> **EXERCISE AIM**
Pick out each line with the word "public" from the material that follows.

> **Records from a data source**
....

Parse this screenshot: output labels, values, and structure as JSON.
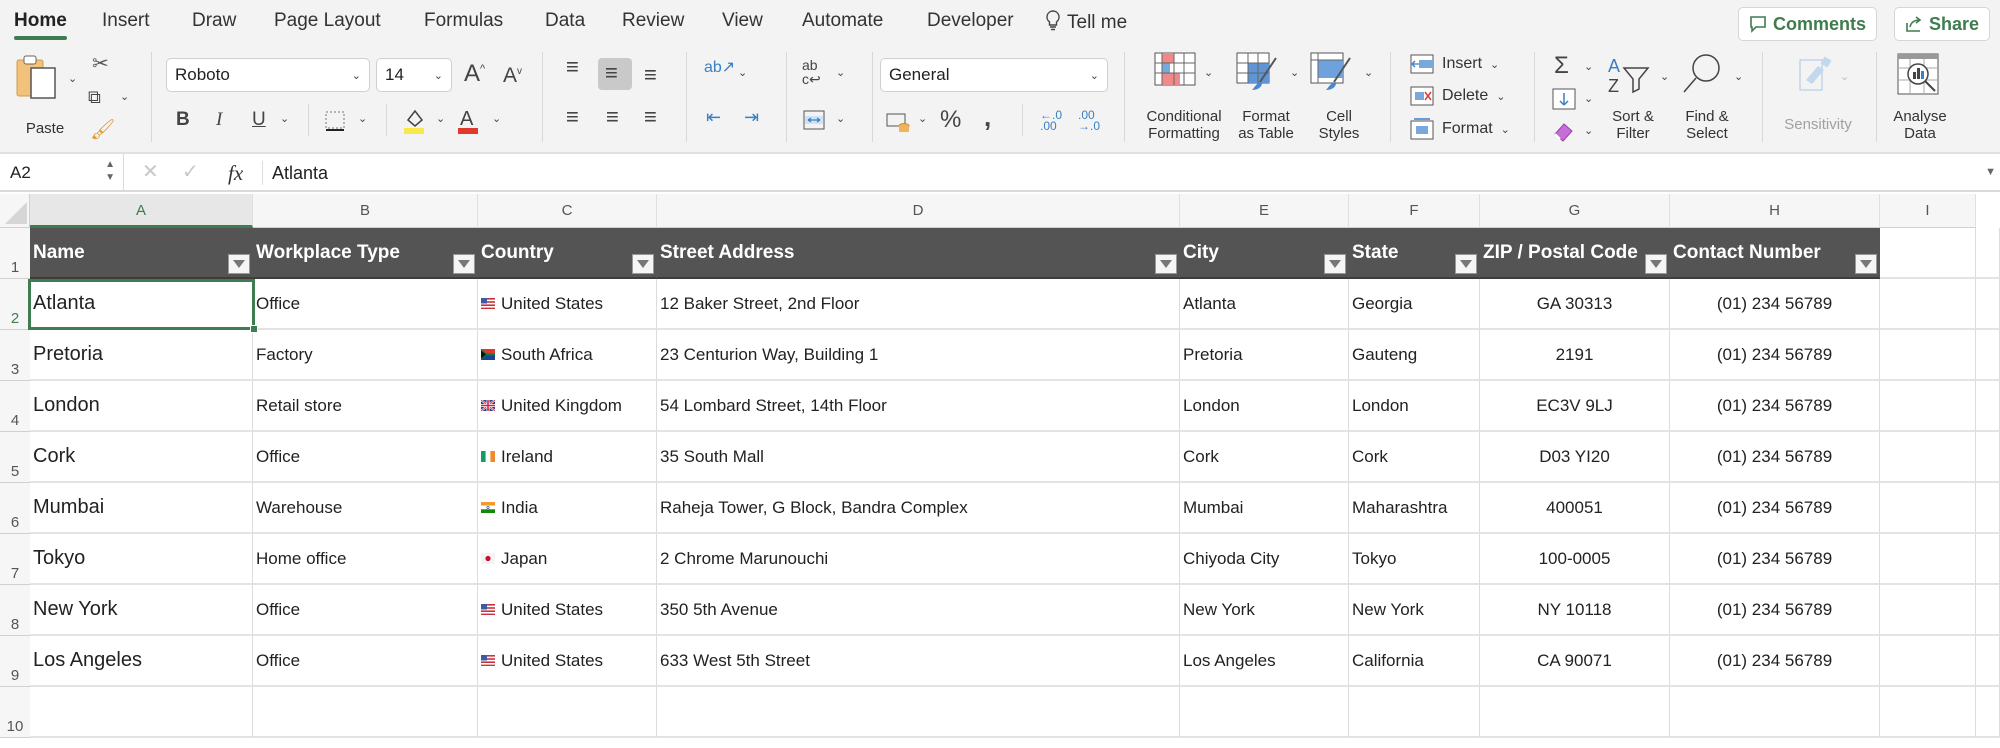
{
  "tabs": [
    "Home",
    "Insert",
    "Draw",
    "Page Layout",
    "Formulas",
    "Data",
    "Review",
    "View",
    "Automate",
    "Developer"
  ],
  "active_tab": "Home",
  "tell_me": "Tell me",
  "header_buttons": {
    "comments": "Comments",
    "share": "Share"
  },
  "ribbon": {
    "paste": "Paste",
    "font_name": "Roboto",
    "font_size": "14",
    "number_format": "General",
    "conditional_formatting": [
      "Conditional",
      "Formatting"
    ],
    "format_as_table": [
      "Format",
      "as Table"
    ],
    "cell_styles": [
      "Cell",
      "Styles"
    ],
    "insert": "Insert",
    "delete": "Delete",
    "format": "Format",
    "sort_filter": [
      "Sort &",
      "Filter"
    ],
    "find_select": [
      "Find &",
      "Select"
    ],
    "sensitivity": "Sensitivity",
    "analyse_data": [
      "Analyse",
      "Data"
    ],
    "colors": {
      "highlight": "#f7e94a",
      "font_color": "#e03a2e",
      "accent": "#3f7c4f"
    }
  },
  "formula_bar": {
    "cell_ref": "A2",
    "fx": "fx",
    "value": "Atlanta"
  },
  "columns": [
    "A",
    "B",
    "C",
    "D",
    "E",
    "F",
    "G",
    "H",
    "I"
  ],
  "rows": [
    "1",
    "2",
    "3",
    "4",
    "5",
    "6",
    "7",
    "8",
    "9",
    "10"
  ],
  "table": {
    "headers": [
      "Name",
      "Workplace Type",
      "Country",
      "Street Address",
      "City",
      "State",
      "ZIP / Postal Code",
      "Contact Number"
    ],
    "rows": [
      {
        "name": "Atlanta",
        "type": "Office",
        "flag": "us",
        "country": "United States",
        "street": "12 Baker Street, 2nd Floor",
        "city": "Atlanta",
        "state": "Georgia",
        "zip": "GA 30313",
        "phone": "(01) 234 56789"
      },
      {
        "name": "Pretoria",
        "type": "Factory",
        "flag": "za",
        "country": "South Africa",
        "street": "23 Centurion Way, Building 1",
        "city": "Pretoria",
        "state": "Gauteng",
        "zip": "2191",
        "phone": "(01) 234 56789"
      },
      {
        "name": "London",
        "type": "Retail store",
        "flag": "gb",
        "country": "United Kingdom",
        "street": "54 Lombard Street, 14th Floor",
        "city": "London",
        "state": "London",
        "zip": "EC3V 9LJ",
        "phone": "(01) 234 56789"
      },
      {
        "name": "Cork",
        "type": "Office",
        "flag": "ie",
        "country": "Ireland",
        "street": "35 South Mall",
        "city": "Cork",
        "state": "Cork",
        "zip": "D03 YI20",
        "phone": "(01) 234 56789"
      },
      {
        "name": "Mumbai",
        "type": "Warehouse",
        "flag": "in",
        "country": "India",
        "street": "Raheja Tower, G Block, Bandra Complex",
        "city": "Mumbai",
        "state": "Maharashtra",
        "zip": "400051",
        "phone": "(01) 234 56789"
      },
      {
        "name": "Tokyo",
        "type": "Home office",
        "flag": "jp",
        "country": "Japan",
        "street": "2 Chrome Marunouchi",
        "city": "Chiyoda City",
        "state": "Tokyo",
        "zip": "100-0005",
        "phone": "(01) 234 56789"
      },
      {
        "name": "New York",
        "type": "Office",
        "flag": "us",
        "country": "United States",
        "street": "350 5th Avenue",
        "city": "New York",
        "state": "New York",
        "zip": "NY 10118",
        "phone": "(01) 234 56789"
      },
      {
        "name": "Los Angeles",
        "type": "Office",
        "flag": "us",
        "country": "United States",
        "street": "633 West 5th Street",
        "city": "Los Angeles",
        "state": "California",
        "zip": "CA 90071",
        "phone": "(01) 234 56789"
      }
    ]
  }
}
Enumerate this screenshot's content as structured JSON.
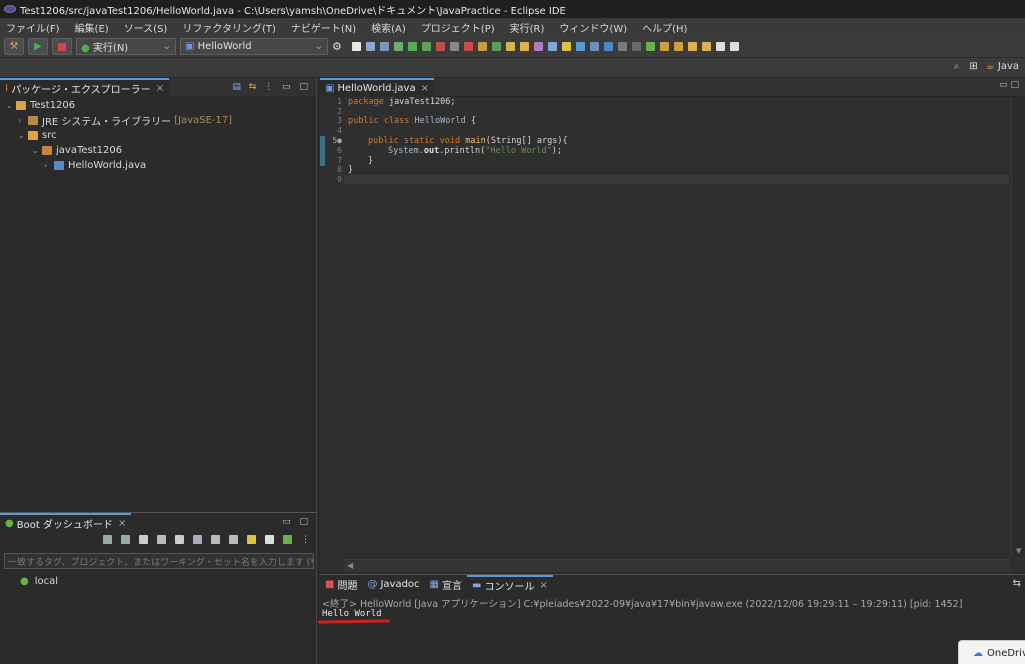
{
  "window": {
    "title": "Test1206/src/javaTest1206/HelloWorld.java - C:\\Users\\yamsh\\OneDrive\\ドキュメント\\JavaPractice - Eclipse IDE"
  },
  "menu": [
    "ファイル(F)",
    "編集(E)",
    "ソース(S)",
    "リファクタリング(T)",
    "ナビゲート(N)",
    "検索(A)",
    "プロジェクト(P)",
    "実行(R)",
    "ウィンドウ(W)",
    "ヘルプ(H)"
  ],
  "toolbar": {
    "run_combo": "実行(N)",
    "config_combo": "HelloWorld"
  },
  "perspective": {
    "label": "Java"
  },
  "package_explorer": {
    "tab_label": "パッケージ・エクスプローラー",
    "close": "×",
    "tree": {
      "project": "Test1206",
      "jre_label": "JRE システム・ライブラリー",
      "jre_version": "[JavaSE-17]",
      "src": "src",
      "package": "javaTest1206",
      "file": "HelloWorld.java"
    }
  },
  "boot_dashboard": {
    "tab_label": "Boot ダッシュボード",
    "close": "×",
    "filter_placeholder": "一致するタグ、プロジェクト、またはワーキング・セット名を入力します (* および ? ワ",
    "local": "local"
  },
  "editor": {
    "tab_label": "HelloWorld.java",
    "close": "×",
    "line_numbers": [
      "1",
      "2",
      "3",
      "4",
      "5●",
      "6",
      "7",
      "8",
      "9"
    ],
    "code": {
      "l1_kw": "package",
      "l1_rest": " javaTest1206;",
      "l3_kw": "public class",
      "l3_cls": " HelloWorld",
      "l3_rest": " {",
      "l5_kw": "public static void",
      "l5_name": " main",
      "l5_rest": "(String[] args){",
      "l6_cls": "System.",
      "l6_out": "out",
      "l6_mid": ".println(",
      "l6_str": "\"Hello World\"",
      "l6_end": ");",
      "l7": "}",
      "l8": "}"
    }
  },
  "console": {
    "tabs": [
      "問題",
      "Javadoc",
      "宣言",
      "コンソール"
    ],
    "close": "×",
    "status": "<終了> HelloWorld [Java アプリケーション] C:¥pleiades¥2022-09¥java¥17¥bin¥javaw.exe  (2022/12/06 19:29:11 – 19:29:11) [pid: 1452]",
    "output": "Hello World"
  },
  "notification": {
    "label": "OneDriv"
  }
}
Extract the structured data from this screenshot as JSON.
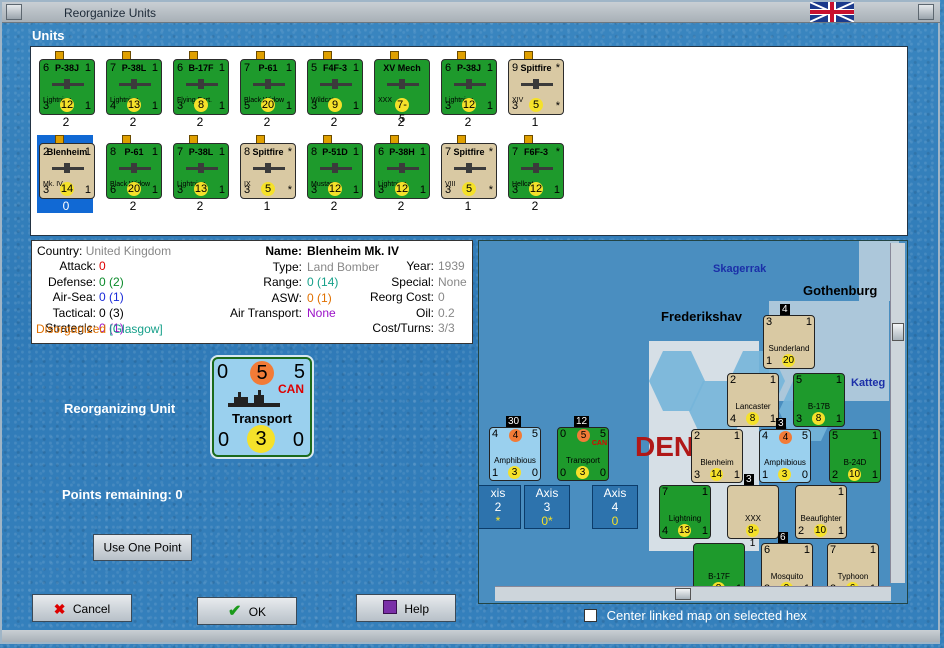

....

> **REPLY TO THE TASK**
      "l3_kw": "public class",
      "l5_kw": "public static void",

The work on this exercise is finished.